# [WHAT YOU SHOULD DO]
Scan the entries below. List each line with "this".

## begin GIVEN RECORDS

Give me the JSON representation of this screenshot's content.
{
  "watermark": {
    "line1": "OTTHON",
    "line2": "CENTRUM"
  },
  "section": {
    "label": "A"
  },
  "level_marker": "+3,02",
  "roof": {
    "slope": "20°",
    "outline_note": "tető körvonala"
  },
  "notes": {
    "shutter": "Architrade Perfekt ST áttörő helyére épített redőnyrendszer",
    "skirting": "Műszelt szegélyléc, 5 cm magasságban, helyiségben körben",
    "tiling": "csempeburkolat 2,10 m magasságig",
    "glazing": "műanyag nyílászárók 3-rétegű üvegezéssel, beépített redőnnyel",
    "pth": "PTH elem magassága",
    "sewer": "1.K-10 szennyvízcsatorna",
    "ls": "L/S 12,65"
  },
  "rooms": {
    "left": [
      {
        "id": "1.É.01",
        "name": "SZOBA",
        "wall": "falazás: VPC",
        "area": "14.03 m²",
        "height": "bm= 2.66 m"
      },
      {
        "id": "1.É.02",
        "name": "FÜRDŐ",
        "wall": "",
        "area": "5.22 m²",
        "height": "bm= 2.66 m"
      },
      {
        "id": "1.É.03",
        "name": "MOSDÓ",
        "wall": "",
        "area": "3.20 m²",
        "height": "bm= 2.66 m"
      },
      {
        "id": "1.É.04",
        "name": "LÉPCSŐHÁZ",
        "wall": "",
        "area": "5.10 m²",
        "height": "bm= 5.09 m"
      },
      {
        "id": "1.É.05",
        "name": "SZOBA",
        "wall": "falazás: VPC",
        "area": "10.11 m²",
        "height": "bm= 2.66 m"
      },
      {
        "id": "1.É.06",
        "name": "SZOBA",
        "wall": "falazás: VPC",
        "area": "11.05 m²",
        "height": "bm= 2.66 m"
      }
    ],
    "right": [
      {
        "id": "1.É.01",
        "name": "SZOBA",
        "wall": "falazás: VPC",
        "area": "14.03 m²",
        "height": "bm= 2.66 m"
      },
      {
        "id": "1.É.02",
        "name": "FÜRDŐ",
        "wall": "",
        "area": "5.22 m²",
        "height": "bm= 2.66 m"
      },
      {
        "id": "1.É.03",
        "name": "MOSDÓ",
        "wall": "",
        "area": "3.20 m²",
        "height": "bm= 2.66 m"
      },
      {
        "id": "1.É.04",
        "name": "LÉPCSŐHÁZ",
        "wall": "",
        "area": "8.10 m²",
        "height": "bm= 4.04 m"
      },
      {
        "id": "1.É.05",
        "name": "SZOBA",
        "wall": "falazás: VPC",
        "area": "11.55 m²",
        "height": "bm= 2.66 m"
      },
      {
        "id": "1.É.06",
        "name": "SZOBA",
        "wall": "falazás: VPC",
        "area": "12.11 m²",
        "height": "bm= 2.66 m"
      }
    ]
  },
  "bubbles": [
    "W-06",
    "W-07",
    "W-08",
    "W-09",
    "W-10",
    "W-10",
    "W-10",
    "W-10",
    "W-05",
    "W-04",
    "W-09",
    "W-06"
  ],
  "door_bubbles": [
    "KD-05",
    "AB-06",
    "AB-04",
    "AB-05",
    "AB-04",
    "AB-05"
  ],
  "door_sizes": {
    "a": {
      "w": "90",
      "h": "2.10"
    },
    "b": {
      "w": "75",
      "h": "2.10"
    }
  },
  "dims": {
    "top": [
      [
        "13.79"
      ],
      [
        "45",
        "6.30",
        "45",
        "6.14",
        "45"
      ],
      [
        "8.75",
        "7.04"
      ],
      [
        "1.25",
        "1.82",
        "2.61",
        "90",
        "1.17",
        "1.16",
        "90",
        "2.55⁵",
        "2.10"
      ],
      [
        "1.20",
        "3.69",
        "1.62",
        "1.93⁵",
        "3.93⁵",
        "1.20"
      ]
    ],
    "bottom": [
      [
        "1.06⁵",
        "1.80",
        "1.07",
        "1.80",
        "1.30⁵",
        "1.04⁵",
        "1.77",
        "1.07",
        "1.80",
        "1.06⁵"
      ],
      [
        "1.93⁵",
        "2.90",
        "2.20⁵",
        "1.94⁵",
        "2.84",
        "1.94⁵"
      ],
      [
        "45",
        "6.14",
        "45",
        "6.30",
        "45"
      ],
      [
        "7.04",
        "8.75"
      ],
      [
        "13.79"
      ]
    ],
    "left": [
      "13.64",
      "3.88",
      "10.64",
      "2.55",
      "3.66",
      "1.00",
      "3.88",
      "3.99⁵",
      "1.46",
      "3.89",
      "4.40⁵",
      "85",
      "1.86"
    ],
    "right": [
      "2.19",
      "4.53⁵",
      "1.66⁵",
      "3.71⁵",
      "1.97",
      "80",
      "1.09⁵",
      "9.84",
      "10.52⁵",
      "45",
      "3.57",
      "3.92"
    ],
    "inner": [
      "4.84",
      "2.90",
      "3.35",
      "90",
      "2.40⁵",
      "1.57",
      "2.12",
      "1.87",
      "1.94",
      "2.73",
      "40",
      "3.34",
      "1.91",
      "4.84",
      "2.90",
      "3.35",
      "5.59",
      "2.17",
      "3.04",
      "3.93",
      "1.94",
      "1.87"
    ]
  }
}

## end GIVEN RECORDS
## begin GIVEN RECORDS

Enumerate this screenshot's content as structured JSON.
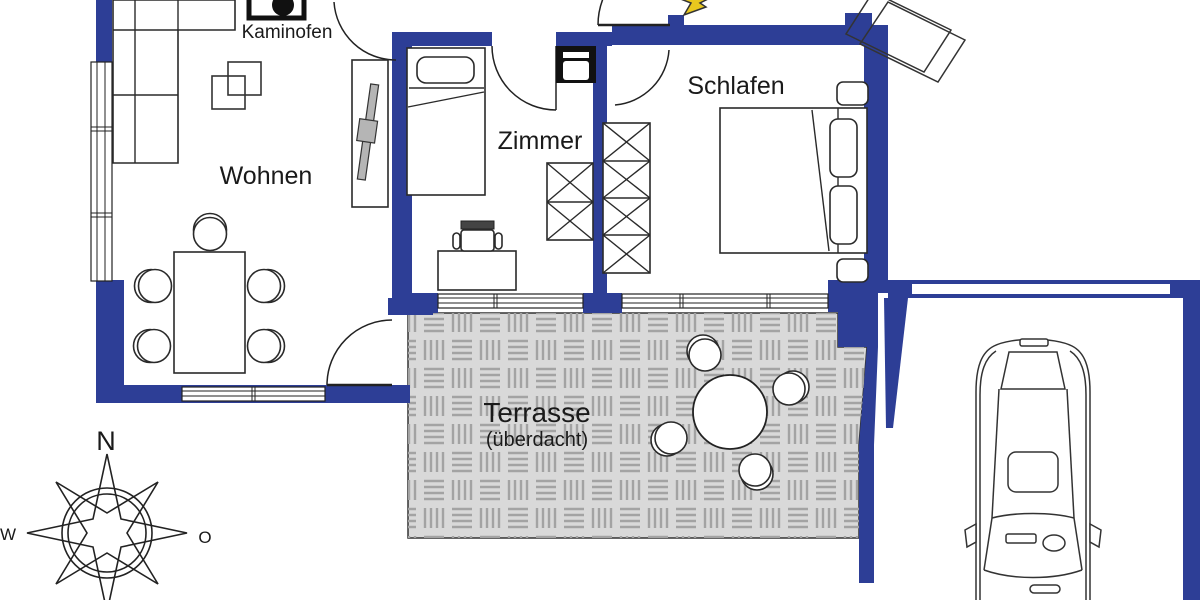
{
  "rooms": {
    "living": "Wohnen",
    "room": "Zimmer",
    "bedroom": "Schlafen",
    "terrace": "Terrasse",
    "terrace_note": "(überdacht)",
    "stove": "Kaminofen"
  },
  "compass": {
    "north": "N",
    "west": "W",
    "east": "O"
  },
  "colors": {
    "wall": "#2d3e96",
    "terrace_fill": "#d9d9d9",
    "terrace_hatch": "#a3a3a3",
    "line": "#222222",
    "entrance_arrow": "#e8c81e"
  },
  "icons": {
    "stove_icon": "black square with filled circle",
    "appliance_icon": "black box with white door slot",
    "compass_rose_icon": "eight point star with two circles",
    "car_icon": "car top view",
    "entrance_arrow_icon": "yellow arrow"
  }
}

## end GIVEN RECORDS

# [FINAL RESULT]
Give me the JSON representation of this screenshot's content.
Enumerate this screenshot's content as structured JSON.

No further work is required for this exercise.